(Exercise prompt): Write out the whole listing word for word.

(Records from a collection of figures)
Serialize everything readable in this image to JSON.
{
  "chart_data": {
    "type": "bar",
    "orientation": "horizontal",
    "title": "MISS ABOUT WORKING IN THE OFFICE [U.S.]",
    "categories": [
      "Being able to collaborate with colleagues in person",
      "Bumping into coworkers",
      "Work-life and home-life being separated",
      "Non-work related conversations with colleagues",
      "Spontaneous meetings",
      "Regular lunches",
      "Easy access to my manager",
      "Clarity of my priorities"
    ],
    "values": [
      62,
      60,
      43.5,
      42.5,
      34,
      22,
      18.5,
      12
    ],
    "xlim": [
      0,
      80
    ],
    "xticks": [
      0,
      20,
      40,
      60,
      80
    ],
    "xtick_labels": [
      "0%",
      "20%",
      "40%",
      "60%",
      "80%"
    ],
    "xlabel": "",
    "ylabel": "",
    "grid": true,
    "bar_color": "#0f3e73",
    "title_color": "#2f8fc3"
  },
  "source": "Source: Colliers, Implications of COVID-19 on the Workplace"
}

(Written solution):
Serialize everything readable in this image to JSON.
{
  "chart_data": {
    "type": "bar",
    "orientation": "horizontal",
    "title": "MISS ABOUT WORKING IN THE OFFICE [U.S.]",
    "categories": [
      "Being able to collaborate with colleagues in person",
      "Bumping into coworkers",
      "Work-life and home-life being separated",
      "Non-work related conversations with colleagues",
      "Spontaneous meetings",
      "Regular lunches",
      "Easy access to my manager",
      "Clarity of my priorities"
    ],
    "values": [
      62,
      60,
      43.5,
      42.5,
      34,
      22,
      18.5,
      12
    ],
    "xlim": [
      0,
      80
    ],
    "xticks": [
      0,
      20,
      40,
      60,
      80
    ],
    "xtick_labels": [
      "0%",
      "20%",
      "40%",
      "60%",
      "80%"
    ],
    "xlabel": "",
    "ylabel": "",
    "grid": true,
    "bar_color": "#0f3e73",
    "title_color": "#2f8fc3"
  },
  "source": "Source: Colliers, Implications of COVID-19 on the Workplace"
}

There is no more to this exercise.